AIM OF THE TASK
What follows are records. Restate all of them word for word.

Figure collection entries
- - - -

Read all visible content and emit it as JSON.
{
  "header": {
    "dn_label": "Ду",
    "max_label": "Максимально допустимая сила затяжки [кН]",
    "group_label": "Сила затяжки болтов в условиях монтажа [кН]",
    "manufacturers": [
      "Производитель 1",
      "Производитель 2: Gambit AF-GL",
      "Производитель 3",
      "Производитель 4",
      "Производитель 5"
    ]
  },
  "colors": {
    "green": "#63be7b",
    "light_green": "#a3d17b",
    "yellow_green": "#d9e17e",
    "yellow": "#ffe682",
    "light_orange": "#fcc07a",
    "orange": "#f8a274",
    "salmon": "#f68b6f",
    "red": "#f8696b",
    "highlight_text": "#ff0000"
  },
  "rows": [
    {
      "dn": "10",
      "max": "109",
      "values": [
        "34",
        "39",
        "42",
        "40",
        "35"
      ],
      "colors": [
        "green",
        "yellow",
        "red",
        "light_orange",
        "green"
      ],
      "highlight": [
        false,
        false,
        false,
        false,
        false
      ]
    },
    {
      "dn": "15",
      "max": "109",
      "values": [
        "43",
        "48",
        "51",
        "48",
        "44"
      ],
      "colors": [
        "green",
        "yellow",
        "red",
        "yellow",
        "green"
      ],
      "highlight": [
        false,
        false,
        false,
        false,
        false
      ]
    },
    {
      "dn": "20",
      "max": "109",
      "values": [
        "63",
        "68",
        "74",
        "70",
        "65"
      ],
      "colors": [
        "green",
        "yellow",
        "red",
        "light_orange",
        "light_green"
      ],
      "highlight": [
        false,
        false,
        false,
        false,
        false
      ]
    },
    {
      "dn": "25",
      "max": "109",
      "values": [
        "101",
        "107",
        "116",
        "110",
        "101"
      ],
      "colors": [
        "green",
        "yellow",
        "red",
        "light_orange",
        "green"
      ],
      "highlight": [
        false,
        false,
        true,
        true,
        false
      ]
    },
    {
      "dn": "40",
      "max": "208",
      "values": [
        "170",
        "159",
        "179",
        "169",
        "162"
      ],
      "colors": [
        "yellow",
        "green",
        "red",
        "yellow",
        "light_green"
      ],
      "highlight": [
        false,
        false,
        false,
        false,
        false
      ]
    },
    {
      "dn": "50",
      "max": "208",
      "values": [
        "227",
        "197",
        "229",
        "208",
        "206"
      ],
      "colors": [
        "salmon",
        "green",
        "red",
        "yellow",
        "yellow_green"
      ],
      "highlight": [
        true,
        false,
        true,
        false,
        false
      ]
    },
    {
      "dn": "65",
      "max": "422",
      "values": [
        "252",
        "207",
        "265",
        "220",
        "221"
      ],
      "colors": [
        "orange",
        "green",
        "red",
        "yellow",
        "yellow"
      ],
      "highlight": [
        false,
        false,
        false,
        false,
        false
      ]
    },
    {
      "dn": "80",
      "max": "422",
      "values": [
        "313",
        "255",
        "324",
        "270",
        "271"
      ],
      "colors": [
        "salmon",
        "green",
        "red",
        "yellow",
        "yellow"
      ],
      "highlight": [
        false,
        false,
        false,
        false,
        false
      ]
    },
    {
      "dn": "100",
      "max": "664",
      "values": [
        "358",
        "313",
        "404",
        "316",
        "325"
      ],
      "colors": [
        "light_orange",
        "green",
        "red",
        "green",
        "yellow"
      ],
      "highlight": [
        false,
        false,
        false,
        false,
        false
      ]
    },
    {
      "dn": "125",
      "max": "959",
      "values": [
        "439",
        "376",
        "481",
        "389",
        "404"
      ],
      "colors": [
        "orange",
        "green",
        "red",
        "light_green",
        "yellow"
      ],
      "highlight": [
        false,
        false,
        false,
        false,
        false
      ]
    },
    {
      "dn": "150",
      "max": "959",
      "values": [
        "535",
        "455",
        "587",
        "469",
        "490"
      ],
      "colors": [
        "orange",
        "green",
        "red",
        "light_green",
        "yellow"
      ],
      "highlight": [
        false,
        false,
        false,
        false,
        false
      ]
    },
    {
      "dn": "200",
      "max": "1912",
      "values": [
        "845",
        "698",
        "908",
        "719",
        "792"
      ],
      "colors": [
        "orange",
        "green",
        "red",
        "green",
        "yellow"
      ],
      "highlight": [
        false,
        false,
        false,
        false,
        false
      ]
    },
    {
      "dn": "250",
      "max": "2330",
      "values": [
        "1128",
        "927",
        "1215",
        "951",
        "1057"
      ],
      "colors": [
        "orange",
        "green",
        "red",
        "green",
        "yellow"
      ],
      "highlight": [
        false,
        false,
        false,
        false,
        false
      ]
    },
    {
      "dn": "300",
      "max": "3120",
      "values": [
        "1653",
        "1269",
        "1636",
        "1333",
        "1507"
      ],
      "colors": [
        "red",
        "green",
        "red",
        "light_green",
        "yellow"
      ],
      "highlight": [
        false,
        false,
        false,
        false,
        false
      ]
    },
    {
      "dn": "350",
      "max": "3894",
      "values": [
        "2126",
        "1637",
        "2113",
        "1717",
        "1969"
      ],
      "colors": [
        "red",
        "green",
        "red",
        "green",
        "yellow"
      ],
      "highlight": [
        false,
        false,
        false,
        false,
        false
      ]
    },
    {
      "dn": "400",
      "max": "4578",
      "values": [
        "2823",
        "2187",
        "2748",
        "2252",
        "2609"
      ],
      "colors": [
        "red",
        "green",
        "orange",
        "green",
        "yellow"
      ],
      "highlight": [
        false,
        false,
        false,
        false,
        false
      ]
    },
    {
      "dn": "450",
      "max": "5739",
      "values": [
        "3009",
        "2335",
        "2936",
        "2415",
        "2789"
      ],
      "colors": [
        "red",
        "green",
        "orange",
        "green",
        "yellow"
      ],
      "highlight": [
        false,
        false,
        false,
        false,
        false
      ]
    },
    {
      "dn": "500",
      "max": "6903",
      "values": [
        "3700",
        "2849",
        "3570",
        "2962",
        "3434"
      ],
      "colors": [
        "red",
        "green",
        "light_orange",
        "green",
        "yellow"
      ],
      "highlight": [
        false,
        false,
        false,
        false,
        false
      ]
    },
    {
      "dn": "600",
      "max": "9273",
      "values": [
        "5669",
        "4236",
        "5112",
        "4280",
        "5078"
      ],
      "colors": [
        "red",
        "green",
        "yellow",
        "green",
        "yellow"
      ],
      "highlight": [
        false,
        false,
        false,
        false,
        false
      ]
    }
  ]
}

- - - -

THE REPLY
Read all visible content and emit it as JSON.
{
  "header": {
    "dn_label": "Ду",
    "max_label": "Максимально допустимая сила затяжки [кН]",
    "group_label": "Сила затяжки болтов в условиях монтажа [кН]",
    "manufacturers": [
      "Производитель 1",
      "Производитель 2: Gambit AF-GL",
      "Производитель 3",
      "Производитель 4",
      "Производитель 5"
    ]
  },
  "colors": {
    "green": "#63be7b",
    "light_green": "#a3d17b",
    "yellow_green": "#d9e17e",
    "yellow": "#ffe682",
    "light_orange": "#fcc07a",
    "orange": "#f8a274",
    "salmon": "#f68b6f",
    "red": "#f8696b",
    "highlight_text": "#ff0000"
  },
  "rows": [
    {
      "dn": "10",
      "max": "109",
      "values": [
        "34",
        "39",
        "42",
        "40",
        "35"
      ],
      "colors": [
        "green",
        "yellow",
        "red",
        "light_orange",
        "green"
      ],
      "highlight": [
        false,
        false,
        false,
        false,
        false
      ]
    },
    {
      "dn": "15",
      "max": "109",
      "values": [
        "43",
        "48",
        "51",
        "48",
        "44"
      ],
      "colors": [
        "green",
        "yellow",
        "red",
        "yellow",
        "green"
      ],
      "highlight": [
        false,
        false,
        false,
        false,
        false
      ]
    },
    {
      "dn": "20",
      "max": "109",
      "values": [
        "63",
        "68",
        "74",
        "70",
        "65"
      ],
      "colors": [
        "green",
        "yellow",
        "red",
        "light_orange",
        "light_green"
      ],
      "highlight": [
        false,
        false,
        false,
        false,
        false
      ]
    },
    {
      "dn": "25",
      "max": "109",
      "values": [
        "101",
        "107",
        "116",
        "110",
        "101"
      ],
      "colors": [
        "green",
        "yellow",
        "red",
        "light_orange",
        "green"
      ],
      "highlight": [
        false,
        false,
        true,
        true,
        false
      ]
    },
    {
      "dn": "40",
      "max": "208",
      "values": [
        "170",
        "159",
        "179",
        "169",
        "162"
      ],
      "colors": [
        "yellow",
        "green",
        "red",
        "yellow",
        "light_green"
      ],
      "highlight": [
        false,
        false,
        false,
        false,
        false
      ]
    },
    {
      "dn": "50",
      "max": "208",
      "values": [
        "227",
        "197",
        "229",
        "208",
        "206"
      ],
      "colors": [
        "salmon",
        "green",
        "red",
        "yellow",
        "yellow_green"
      ],
      "highlight": [
        true,
        false,
        true,
        false,
        false
      ]
    },
    {
      "dn": "65",
      "max": "422",
      "values": [
        "252",
        "207",
        "265",
        "220",
        "221"
      ],
      "colors": [
        "orange",
        "green",
        "red",
        "yellow",
        "yellow"
      ],
      "highlight": [
        false,
        false,
        false,
        false,
        false
      ]
    },
    {
      "dn": "80",
      "max": "422",
      "values": [
        "313",
        "255",
        "324",
        "270",
        "271"
      ],
      "colors": [
        "salmon",
        "green",
        "red",
        "yellow",
        "yellow"
      ],
      "highlight": [
        false,
        false,
        false,
        false,
        false
      ]
    },
    {
      "dn": "100",
      "max": "664",
      "values": [
        "358",
        "313",
        "404",
        "316",
        "325"
      ],
      "colors": [
        "light_orange",
        "green",
        "red",
        "green",
        "yellow"
      ],
      "highlight": [
        false,
        false,
        false,
        false,
        false
      ]
    },
    {
      "dn": "125",
      "max": "959",
      "values": [
        "439",
        "376",
        "481",
        "389",
        "404"
      ],
      "colors": [
        "orange",
        "green",
        "red",
        "light_green",
        "yellow"
      ],
      "highlight": [
        false,
        false,
        false,
        false,
        false
      ]
    },
    {
      "dn": "150",
      "max": "959",
      "values": [
        "535",
        "455",
        "587",
        "469",
        "490"
      ],
      "colors": [
        "orange",
        "green",
        "red",
        "light_green",
        "yellow"
      ],
      "highlight": [
        false,
        false,
        false,
        false,
        false
      ]
    },
    {
      "dn": "200",
      "max": "1912",
      "values": [
        "845",
        "698",
        "908",
        "719",
        "792"
      ],
      "colors": [
        "orange",
        "green",
        "red",
        "green",
        "yellow"
      ],
      "highlight": [
        false,
        false,
        false,
        false,
        false
      ]
    },
    {
      "dn": "250",
      "max": "2330",
      "values": [
        "1128",
        "927",
        "1215",
        "951",
        "1057"
      ],
      "colors": [
        "orange",
        "green",
        "red",
        "green",
        "yellow"
      ],
      "highlight": [
        false,
        false,
        false,
        false,
        false
      ]
    },
    {
      "dn": "300",
      "max": "3120",
      "values": [
        "1653",
        "1269",
        "1636",
        "1333",
        "1507"
      ],
      "colors": [
        "red",
        "green",
        "red",
        "light_green",
        "yellow"
      ],
      "highlight": [
        false,
        false,
        false,
        false,
        false
      ]
    },
    {
      "dn": "350",
      "max": "3894",
      "values": [
        "2126",
        "1637",
        "2113",
        "1717",
        "1969"
      ],
      "colors": [
        "red",
        "green",
        "red",
        "green",
        "yellow"
      ],
      "highlight": [
        false,
        false,
        false,
        false,
        false
      ]
    },
    {
      "dn": "400",
      "max": "4578",
      "values": [
        "2823",
        "2187",
        "2748",
        "2252",
        "2609"
      ],
      "colors": [
        "red",
        "green",
        "orange",
        "green",
        "yellow"
      ],
      "highlight": [
        false,
        false,
        false,
        false,
        false
      ]
    },
    {
      "dn": "450",
      "max": "5739",
      "values": [
        "3009",
        "2335",
        "2936",
        "2415",
        "2789"
      ],
      "colors": [
        "red",
        "green",
        "orange",
        "green",
        "yellow"
      ],
      "highlight": [
        false,
        false,
        false,
        false,
        false
      ]
    },
    {
      "dn": "500",
      "max": "6903",
      "values": [
        "3700",
        "2849",
        "3570",
        "2962",
        "3434"
      ],
      "colors": [
        "red",
        "green",
        "light_orange",
        "green",
        "yellow"
      ],
      "highlight": [
        false,
        false,
        false,
        false,
        false
      ]
    },
    {
      "dn": "600",
      "max": "9273",
      "values": [
        "5669",
        "4236",
        "5112",
        "4280",
        "5078"
      ],
      "colors": [
        "red",
        "green",
        "yellow",
        "green",
        "yellow"
      ],
      "highlight": [
        false,
        false,
        false,
        false,
        false
      ]
    }
  ]
}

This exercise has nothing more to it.